Short problem – Can you output the material exactly as written, minus any pictures it holds?

##### Provided records #####

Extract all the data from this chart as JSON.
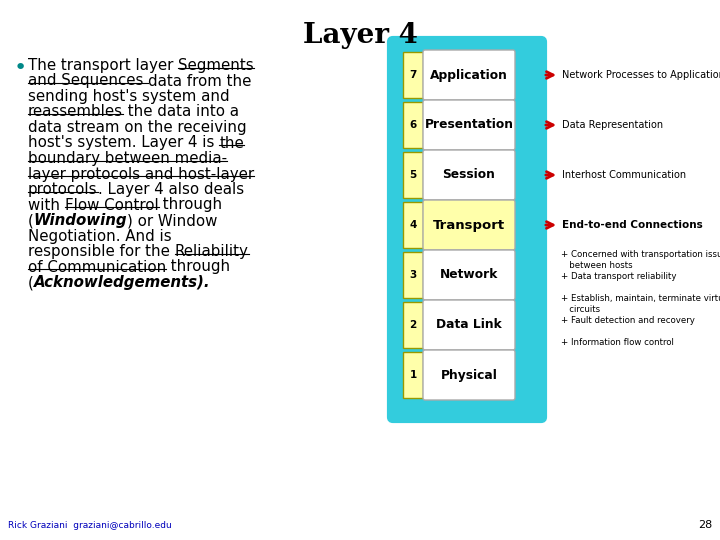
{
  "title": "Layer 4",
  "title_fontsize": 20,
  "title_fontweight": "bold",
  "bg_color": "#ffffff",
  "bullet_text_lines": [
    {
      "text": "The transport layer ",
      "style": "normal"
    },
    {
      "text": "Segments\nand Sequences ",
      "style": "underline"
    },
    {
      "text": "data from the\nsending host's system and\n",
      "style": "normal"
    },
    {
      "text": "reassembles",
      "style": "underline"
    },
    {
      "text": " the data into a\ndata stream on the receiving\nhost's system. Layer 4 is ",
      "style": "normal"
    },
    {
      "text": "the\nboundary between media-\nlayer protocols and host-layer\nprotocols",
      "style": "underline"
    },
    {
      "text": ". Layer 4 also deals\nwith ",
      "style": "normal"
    },
    {
      "text": "Flow Control",
      "style": "underline"
    },
    {
      "text": " through\n(",
      "style": "normal"
    },
    {
      "text": "Windowing",
      "style": "bold_italic"
    },
    {
      "text": ") or Window\nNegotiation. And is\nresponsible for the ",
      "style": "normal"
    },
    {
      "text": "Reliability\nof Communication",
      "style": "underline"
    },
    {
      "text": " through\n(",
      "style": "normal"
    },
    {
      "text": "Acknowledgements).",
      "style": "bold_italic"
    }
  ],
  "layers": [
    {
      "num": 7,
      "label": "Application",
      "highlight": false,
      "arrow_text": "Network Processes to Applications"
    },
    {
      "num": 6,
      "label": "Presentation",
      "highlight": false,
      "arrow_text": "Data Representation"
    },
    {
      "num": 5,
      "label": "Session",
      "highlight": false,
      "arrow_text": "Interhost Communication"
    },
    {
      "num": 4,
      "label": "Transport",
      "highlight": true,
      "arrow_text": "End-to-end Connections"
    },
    {
      "num": 3,
      "label": "Network",
      "highlight": false,
      "arrow_text": null
    },
    {
      "num": 2,
      "label": "Data Link",
      "highlight": false,
      "arrow_text": null
    },
    {
      "num": 1,
      "label": "Physical",
      "highlight": false,
      "arrow_text": null
    }
  ],
  "sub_bullets": [
    "+ Concerned with transportation issues\n   between hosts",
    "+ Data transport reliability",
    "+ Establish, maintain, terminate virtual\n   circuits",
    "+ Fault detection and recovery",
    "+ Information flow control"
  ],
  "footer_text": "Rick Graziani  graziani@cabrillo.edu",
  "footer_color": "#0000bb",
  "page_num": "28",
  "cyan_border": "#33ccdd",
  "yellow_fill": "#ffffaa",
  "white_fill": "#ffffff",
  "arrow_color": "#cc0000",
  "bullet_color": "#008888"
}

#####

The reply –
Extract all the data from this chart as JSON.
{
  "title": "Layer 4",
  "title_fontsize": 20,
  "title_fontweight": "bold",
  "bg_color": "#ffffff",
  "bullet_text_lines": [
    {
      "text": "The transport layer ",
      "style": "normal"
    },
    {
      "text": "Segments\nand Sequences ",
      "style": "underline"
    },
    {
      "text": "data from the\nsending host's system and\n",
      "style": "normal"
    },
    {
      "text": "reassembles",
      "style": "underline"
    },
    {
      "text": " the data into a\ndata stream on the receiving\nhost's system. Layer 4 is ",
      "style": "normal"
    },
    {
      "text": "the\nboundary between media-\nlayer protocols and host-layer\nprotocols",
      "style": "underline"
    },
    {
      "text": ". Layer 4 also deals\nwith ",
      "style": "normal"
    },
    {
      "text": "Flow Control",
      "style": "underline"
    },
    {
      "text": " through\n(",
      "style": "normal"
    },
    {
      "text": "Windowing",
      "style": "bold_italic"
    },
    {
      "text": ") or Window\nNegotiation. And is\nresponsible for the ",
      "style": "normal"
    },
    {
      "text": "Reliability\nof Communication",
      "style": "underline"
    },
    {
      "text": " through\n(",
      "style": "normal"
    },
    {
      "text": "Acknowledgements).",
      "style": "bold_italic"
    }
  ],
  "layers": [
    {
      "num": 7,
      "label": "Application",
      "highlight": false,
      "arrow_text": "Network Processes to Applications"
    },
    {
      "num": 6,
      "label": "Presentation",
      "highlight": false,
      "arrow_text": "Data Representation"
    },
    {
      "num": 5,
      "label": "Session",
      "highlight": false,
      "arrow_text": "Interhost Communication"
    },
    {
      "num": 4,
      "label": "Transport",
      "highlight": true,
      "arrow_text": "End-to-end Connections"
    },
    {
      "num": 3,
      "label": "Network",
      "highlight": false,
      "arrow_text": null
    },
    {
      "num": 2,
      "label": "Data Link",
      "highlight": false,
      "arrow_text": null
    },
    {
      "num": 1,
      "label": "Physical",
      "highlight": false,
      "arrow_text": null
    }
  ],
  "sub_bullets": [
    "+ Concerned with transportation issues\n   between hosts",
    "+ Data transport reliability",
    "+ Establish, maintain, terminate virtual\n   circuits",
    "+ Fault detection and recovery",
    "+ Information flow control"
  ],
  "footer_text": "Rick Graziani  graziani@cabrillo.edu",
  "footer_color": "#0000bb",
  "page_num": "28",
  "cyan_border": "#33ccdd",
  "yellow_fill": "#ffffaa",
  "white_fill": "#ffffff",
  "arrow_color": "#cc0000",
  "bullet_color": "#008888"
}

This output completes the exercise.